Stated problem →
Provide the records once more, identical to the original.

(Data records)

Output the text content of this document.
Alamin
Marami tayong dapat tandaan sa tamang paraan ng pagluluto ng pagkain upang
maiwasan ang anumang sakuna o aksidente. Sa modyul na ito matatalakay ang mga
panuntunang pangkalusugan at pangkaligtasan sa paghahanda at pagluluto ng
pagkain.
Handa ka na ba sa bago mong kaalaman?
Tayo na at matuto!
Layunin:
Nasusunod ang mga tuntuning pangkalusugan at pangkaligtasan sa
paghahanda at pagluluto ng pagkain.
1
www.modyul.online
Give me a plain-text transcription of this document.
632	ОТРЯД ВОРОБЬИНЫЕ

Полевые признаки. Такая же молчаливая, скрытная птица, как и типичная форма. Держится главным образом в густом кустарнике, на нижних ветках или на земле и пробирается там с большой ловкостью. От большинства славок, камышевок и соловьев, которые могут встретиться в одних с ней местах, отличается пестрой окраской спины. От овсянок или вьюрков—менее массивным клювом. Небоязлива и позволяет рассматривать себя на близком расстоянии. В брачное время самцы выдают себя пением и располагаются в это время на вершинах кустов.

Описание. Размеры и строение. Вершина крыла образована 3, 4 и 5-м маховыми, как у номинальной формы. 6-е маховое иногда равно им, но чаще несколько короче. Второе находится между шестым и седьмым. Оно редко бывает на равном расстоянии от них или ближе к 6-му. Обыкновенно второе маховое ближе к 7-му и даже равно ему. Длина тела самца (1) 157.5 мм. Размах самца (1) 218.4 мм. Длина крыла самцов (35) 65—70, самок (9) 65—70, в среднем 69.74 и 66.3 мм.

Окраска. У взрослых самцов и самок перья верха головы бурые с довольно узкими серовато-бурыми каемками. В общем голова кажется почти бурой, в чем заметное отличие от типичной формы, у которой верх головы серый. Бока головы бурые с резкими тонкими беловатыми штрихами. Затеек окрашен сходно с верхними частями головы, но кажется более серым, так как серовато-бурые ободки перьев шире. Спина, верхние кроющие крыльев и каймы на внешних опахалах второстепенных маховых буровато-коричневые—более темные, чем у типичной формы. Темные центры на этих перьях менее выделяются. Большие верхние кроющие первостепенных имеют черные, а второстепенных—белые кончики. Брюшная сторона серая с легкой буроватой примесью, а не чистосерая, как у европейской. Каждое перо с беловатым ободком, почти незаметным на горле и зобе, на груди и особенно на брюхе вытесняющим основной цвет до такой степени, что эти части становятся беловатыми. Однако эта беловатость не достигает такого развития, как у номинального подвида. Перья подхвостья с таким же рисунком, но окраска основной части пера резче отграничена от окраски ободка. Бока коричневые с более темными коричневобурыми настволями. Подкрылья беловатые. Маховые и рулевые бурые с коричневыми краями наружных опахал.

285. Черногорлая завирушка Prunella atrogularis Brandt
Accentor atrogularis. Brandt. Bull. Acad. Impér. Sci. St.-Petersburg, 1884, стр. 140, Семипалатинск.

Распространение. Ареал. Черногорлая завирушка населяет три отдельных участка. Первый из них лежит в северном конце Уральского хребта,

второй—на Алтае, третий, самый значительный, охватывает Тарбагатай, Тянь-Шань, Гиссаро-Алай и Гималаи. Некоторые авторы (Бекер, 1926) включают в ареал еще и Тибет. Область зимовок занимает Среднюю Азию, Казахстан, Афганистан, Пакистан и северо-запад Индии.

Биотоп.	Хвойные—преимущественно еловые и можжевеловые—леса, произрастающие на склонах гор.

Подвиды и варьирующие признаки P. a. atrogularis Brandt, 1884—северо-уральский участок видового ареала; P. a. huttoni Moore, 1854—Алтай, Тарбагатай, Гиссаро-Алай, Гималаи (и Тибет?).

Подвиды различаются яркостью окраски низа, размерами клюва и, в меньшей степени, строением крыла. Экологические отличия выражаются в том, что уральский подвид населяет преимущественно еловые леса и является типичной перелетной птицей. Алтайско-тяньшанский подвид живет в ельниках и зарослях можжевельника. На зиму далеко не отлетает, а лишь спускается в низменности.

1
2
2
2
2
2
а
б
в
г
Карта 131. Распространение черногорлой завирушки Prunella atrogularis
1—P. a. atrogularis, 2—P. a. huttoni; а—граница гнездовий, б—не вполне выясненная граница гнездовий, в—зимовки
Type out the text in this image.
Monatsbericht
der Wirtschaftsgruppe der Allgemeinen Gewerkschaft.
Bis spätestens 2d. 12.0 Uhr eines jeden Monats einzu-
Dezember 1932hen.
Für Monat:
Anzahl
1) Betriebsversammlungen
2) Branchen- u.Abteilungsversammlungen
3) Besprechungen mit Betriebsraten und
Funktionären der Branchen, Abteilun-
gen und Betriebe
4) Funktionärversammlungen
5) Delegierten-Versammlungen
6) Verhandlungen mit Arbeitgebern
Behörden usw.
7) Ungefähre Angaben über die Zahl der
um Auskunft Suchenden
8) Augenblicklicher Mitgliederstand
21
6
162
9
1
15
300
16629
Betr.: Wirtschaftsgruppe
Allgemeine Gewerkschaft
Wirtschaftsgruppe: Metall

Solution to this problem →
Output the text content of this document.
Alamin
Marami tayong dapat tandaan sa tamang paraan ng pagluluto ng pagkain upang
maiwasan ang anumang sakuna o aksidente. Sa modyul na ito matatalakay ang mga
panuntunang pangkalusugan at pangkaligtasan sa paghahanda at pagluluto ng
pagkain.
Handa ka na ba sa bago mong kaalaman?
Tayo na at matuto!
Layunin:
Nasusunod ang mga tuntuning pangkalusugan at pangkaligtasan sa
paghahanda at pagluluto ng pagkain.
1
www.modyul.online
Give me a plain-text transcription of this document.
632	ОТРЯД ВОРОБЬИНЫЕ

Полевые признаки. Такая же молчаливая, скрытная птица, как и типичная форма. Держится главным образом в густом кустарнике, на нижних ветках или на земле и пробирается там с большой ловкостью. От большинства славок, камышевок и соловьев, которые могут встретиться в одних с ней местах, отличается пестрой окраской спины. От овсянок или вьюрков—менее массивным клювом. Небоязлива и позволяет рассматривать себя на близком расстоянии. В брачное время самцы выдают себя пением и располагаются в это время на вершинах кустов.

Описание. Размеры и строение. Вершина крыла образована 3, 4 и 5-м маховыми, как у номинальной формы. 6-е маховое иногда равно им, но чаще несколько короче. Второе находится между шестым и седьмым. Оно редко бывает на равном расстоянии от них или ближе к 6-му. Обыкновенно второе маховое ближе к 7-му и даже равно ему. Длина тела самца (1) 157.5 мм. Размах самца (1) 218.4 мм. Длина крыла самцов (35) 65—70, самок (9) 65—70, в среднем 69.74 и 66.3 мм.

Окраска. У взрослых самцов и самок перья верха головы бурые с довольно узкими серовато-бурыми каемками. В общем голова кажется почти бурой, в чем заметное отличие от типичной формы, у которой верх головы серый. Бока головы бурые с резкими тонкими беловатыми штрихами. Затеек окрашен сходно с верхними частями головы, но кажется более серым, так как серовато-бурые ободки перьев шире. Спина, верхние кроющие крыльев и каймы на внешних опахалах второстепенных маховых буровато-коричневые—более темные, чем у типичной формы. Темные центры на этих перьях менее выделяются. Большие верхние кроющие первостепенных имеют черные, а второстепенных—белые кончики. Брюшная сторона серая с легкой буроватой примесью, а не чистосерая, как у европейской. Каждое перо с беловатым ободком, почти незаметным на горле и зобе, на груди и особенно на брюхе вытесняющим основной цвет до такой степени, что эти части становятся беловатыми. Однако эта беловатость не достигает такого развития, как у номинального подвида. Перья подхвостья с таким же рисунком, но окраска основной части пера резче отграничена от окраски ободка. Бока коричневые с более темными коричневобурыми настволями. Подкрылья беловатые. Маховые и рулевые бурые с коричневыми краями наружных опахал.

285. Черногорлая завирушка Prunella atrogularis Brandt
Accentor atrogularis. Brandt. Bull. Acad. Impér. Sci. St.-Petersburg, 1884, стр. 140, Семипалатинск.

Распространение. Ареал. Черногорлая завирушка населяет три отдельных участка. Первый из них лежит в северном конце Уральского хребта,

второй—на Алтае, третий, самый значительный, охватывает Тарбагатай, Тянь-Шань, Гиссаро-Алай и Гималаи. Некоторые авторы (Бекер, 1926) включают в ареал еще и Тибет. Область зимовок занимает Среднюю Азию, Казахстан, Афганистан, Пакистан и северо-запад Индии.

Биотоп.	Хвойные—преимущественно еловые и можжевеловые—леса, произрастающие на склонах гор.

Подвиды и варьирующие признаки P. a. atrogularis Brandt, 1884—северо-уральский участок видового ареала; P. a. huttoni Moore, 1854—Алтай, Тарбагатай, Гиссаро-Алай, Гималаи (и Тибет?).

Подвиды различаются яркостью окраски низа, размерами клюва и, в меньшей степени, строением крыла. Экологические отличия выражаются в том, что уральский подвид населяет преимущественно еловые леса и является типичной перелетной птицей. Алтайско-тяньшанский подвид живет в ельниках и зарослях можжевельника. На зиму далеко не отлетает, а лишь спускается в низменности.

1
2
2
2
2
2
а
б
в
г
Карта 131. Распространение черногорлой завирушки Prunella atrogularis
1—P. a. atrogularis, 2—P. a. huttoni; а—граница гнездовий, б—не вполне выясненная граница гнездовий, в—зимовки
Type out the text in this image.
Monatsbericht
der Wirtschaftsgruppe der Allgemeinen Gewerkschaft.
Bis spätestens 2d. 12.0 Uhr eines jeden Monats einzu-
Dezember 1932hen.
Für Monat:
Anzahl
1) Betriebsversammlungen
2) Branchen- u.Abteilungsversammlungen
3) Besprechungen mit Betriebsraten und
Funktionären der Branchen, Abteilun-
gen und Betriebe
4) Funktionärversammlungen
5) Delegierten-Versammlungen
6) Verhandlungen mit Arbeitgebern
Behörden usw.
7) Ungefähre Angaben über die Zahl der
um Auskunft Suchenden
8) Augenblicklicher Mitgliederstand
21
6
162
9
1
15
300
16629
Betr.: Wirtschaftsgruppe
Allgemeine Gewerkschaft
Wirtschaftsgruppe: Metall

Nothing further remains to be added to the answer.